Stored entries

╔══

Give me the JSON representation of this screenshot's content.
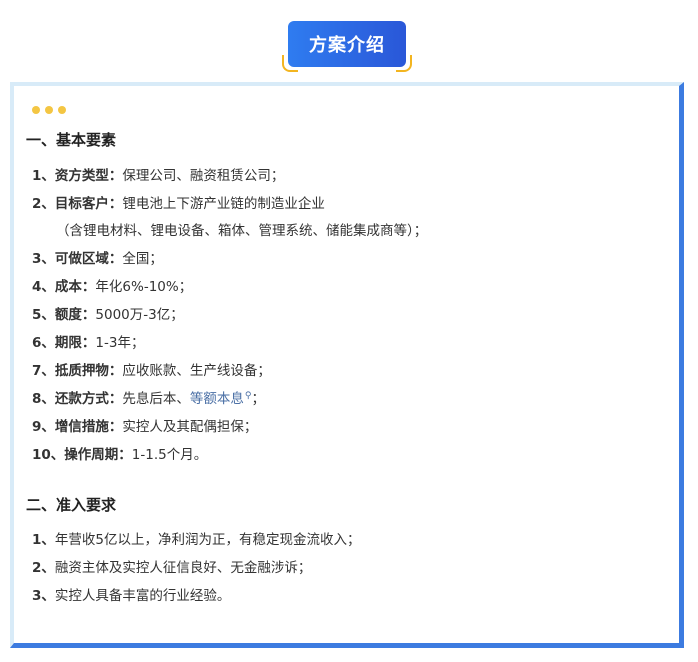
{
  "header": {
    "title": "方案介绍"
  },
  "sections": [
    {
      "title": "一、基本要素",
      "items": [
        {
          "num": "1、",
          "label": "资方类型：",
          "value": "保理公司、融资租赁公司；"
        },
        {
          "num": "2、",
          "label": "目标客户：",
          "value": "锂电池上下游产业链的制造业企业",
          "cont": "（含锂电材料、锂电设备、箱体、管理系统、储能集成商等）；"
        },
        {
          "num": "3、",
          "label": "可做区域：",
          "value": "全国；"
        },
        {
          "num": "4、",
          "label": "成本：",
          "value": "年化6%-10%；"
        },
        {
          "num": "5、",
          "label": "额度：",
          "value": "5000万-3亿；"
        },
        {
          "num": "6、",
          "label": "期限：",
          "value": "1-3年；"
        },
        {
          "num": "7、",
          "label": "抵质押物：",
          "value": "应收账款、生产线设备；"
        },
        {
          "num": "8、",
          "label": "还款方式：",
          "value": "先息后本、",
          "link": "等额本息",
          "suffix": "；"
        },
        {
          "num": "9、",
          "label": "增信措施：",
          "value": "实控人及其配偶担保；"
        },
        {
          "num": "10、",
          "label": "操作周期：",
          "value": "1-1.5个月。"
        }
      ]
    },
    {
      "title": "二、准入要求",
      "items": [
        {
          "num": "1、",
          "value": "年营收5亿以上，净利润为正，有稳定现金流收入；"
        },
        {
          "num": "2、",
          "value": "融资主体及实控人征信良好、无金融涉诉；"
        },
        {
          "num": "3、",
          "value": "实控人具备丰富的行业经验。"
        }
      ]
    }
  ]
}
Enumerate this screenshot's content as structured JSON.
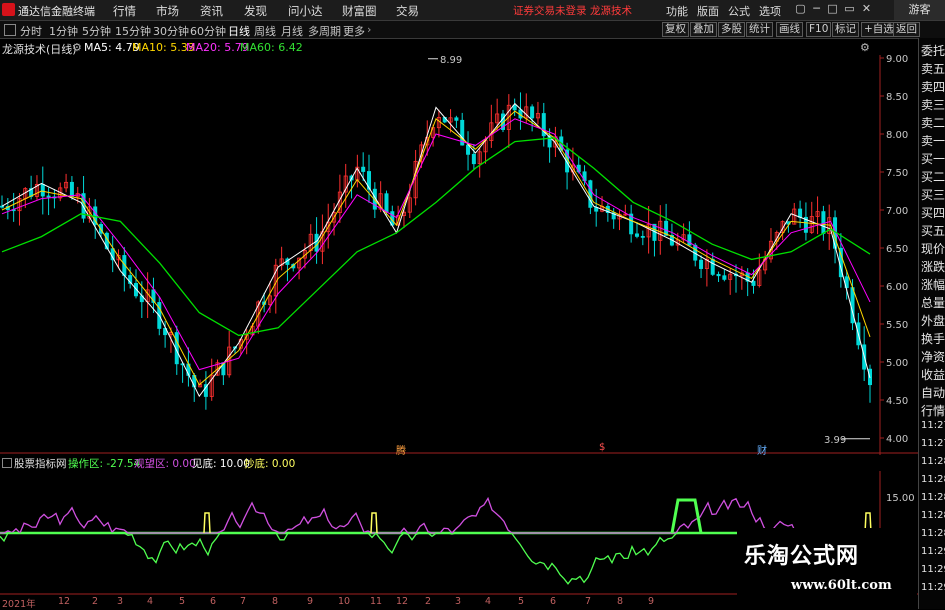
{
  "menubar": {
    "app_title": "通达信金融终端",
    "menus": [
      "行情",
      "市场",
      "资讯",
      "发现",
      "问小达",
      "财富圈",
      "交易"
    ],
    "notice_left": "证券交易未登录",
    "notice_right": "龙源技术",
    "right_menus": [
      "功能",
      "版面",
      "公式",
      "选项"
    ],
    "guest": "游客"
  },
  "toolbar": {
    "periods": [
      "分时",
      "1分钟",
      "5分钟",
      "15分钟",
      "30分钟",
      "60分钟",
      "日线",
      "周线",
      "月线",
      "多周期",
      "更多"
    ],
    "active_period": "日线",
    "right_buttons": [
      "复权",
      "叠加",
      "多股",
      "统计",
      "画线",
      "F10",
      "标记",
      "+自选",
      "返回"
    ]
  },
  "chart_header": {
    "stock": "龙源技术(日线)",
    "ma5_label": "MA5: 4.79",
    "ma10_label": "MA10: 5.33",
    "ma20_label": "MA20: 5.79",
    "ma60_label": "MA60: 6.42"
  },
  "side_panel": [
    "委托",
    "卖五",
    "卖四",
    "卖三",
    "卖二",
    "卖一",
    "买一",
    "买二",
    "买三",
    "买四",
    "买五",
    "现价",
    "涨跌",
    "涨幅",
    "总量",
    "外盘",
    "换手",
    "净资",
    "收益",
    "自动",
    "行情",
    "11:27",
    "11:27",
    "11:28",
    "11:28",
    "11:28",
    "11:28",
    "11:28",
    "11:29",
    "11:29",
    "11:29"
  ],
  "events": {
    "e1": "腾",
    "e2": "$",
    "e3": "财"
  },
  "annotations": {
    "high": "8.99",
    "low": "3.99"
  },
  "indicator": {
    "name": "股票指标网",
    "op_label": "操作区: -27.54",
    "watch_label": "观望区: 0.00",
    "bottom_label": "见底: 10.00",
    "buy_label": "抄底: 0.00",
    "yticks": [
      "15.00"
    ]
  },
  "x_axis": [
    "2021年",
    "12",
    "2",
    "3",
    "4",
    "5",
    "6",
    "7",
    "8",
    "9",
    "10",
    "11",
    "12",
    "2",
    "3",
    "4",
    "5",
    "6",
    "7",
    "8",
    "9"
  ],
  "watermark": {
    "title": "乐淘公式网",
    "url": "www.60lt.com"
  },
  "colors": {
    "ma5": "#ffffff",
    "ma10": "#ffd700",
    "ma20": "#ff00ff",
    "ma60": "#00e000",
    "up": "#ff3030",
    "down": "#00d8d8",
    "indicator_purple": "#d050e0",
    "indicator_green": "#50ff50",
    "indicator_yellow": "#ffff60"
  },
  "chart_data": {
    "type": "line",
    "title": "龙源技术(日线)",
    "ylim": [
      4.0,
      9.0
    ],
    "yticks": [
      9.0,
      8.5,
      8.0,
      7.5,
      7.0,
      6.5,
      6.0,
      5.5,
      5.0,
      4.5,
      4.0
    ],
    "x": [
      "2020-11",
      "2020-12",
      "2021-01",
      "2021-02",
      "2021-03",
      "2021-04",
      "2021-05",
      "2021-06",
      "2021-07",
      "2021-08",
      "2021-09",
      "2021-10",
      "2021-11",
      "2021-12",
      "2022-01",
      "2022-02",
      "2022-03",
      "2022-04",
      "2022-05",
      "2022-06",
      "2022-07",
      "2022-08",
      "2022-09"
    ],
    "series": [
      {
        "name": "MA5",
        "values": [
          7.05,
          7.35,
          7.1,
          6.2,
          5.6,
          4.55,
          5.25,
          6.25,
          6.6,
          7.55,
          6.7,
          8.35,
          7.75,
          8.4,
          7.9,
          7.05,
          6.85,
          6.6,
          6.3,
          6.05,
          6.95,
          6.75,
          4.79
        ]
      },
      {
        "name": "MA10",
        "values": [
          7.0,
          7.25,
          7.15,
          6.35,
          5.7,
          4.7,
          5.15,
          6.1,
          6.55,
          7.4,
          6.8,
          8.2,
          7.8,
          8.3,
          7.95,
          7.1,
          6.85,
          6.65,
          6.35,
          6.1,
          6.85,
          6.8,
          5.33
        ]
      },
      {
        "name": "MA20",
        "values": [
          6.95,
          7.15,
          7.2,
          6.55,
          5.85,
          4.9,
          5.05,
          5.9,
          6.45,
          7.2,
          6.9,
          8.0,
          7.85,
          8.2,
          8.0,
          7.2,
          6.9,
          6.7,
          6.4,
          6.15,
          6.7,
          6.85,
          5.79
        ]
      },
      {
        "name": "MA60",
        "values": [
          6.45,
          6.65,
          6.95,
          6.85,
          6.3,
          5.65,
          5.35,
          5.45,
          5.95,
          6.45,
          6.7,
          7.1,
          7.55,
          7.9,
          7.95,
          7.55,
          7.1,
          6.85,
          6.55,
          6.35,
          6.45,
          6.75,
          6.42
        ]
      }
    ]
  }
}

╚══

#### What you should do:
Only lines holding the string "龙源技术" are wanted; gather each one from the entries above.

#### Correct result:
    "notice_right": "龙源技术",
    "stock": "龙源技术(日线)",
    "title": "龙源技术(日线)",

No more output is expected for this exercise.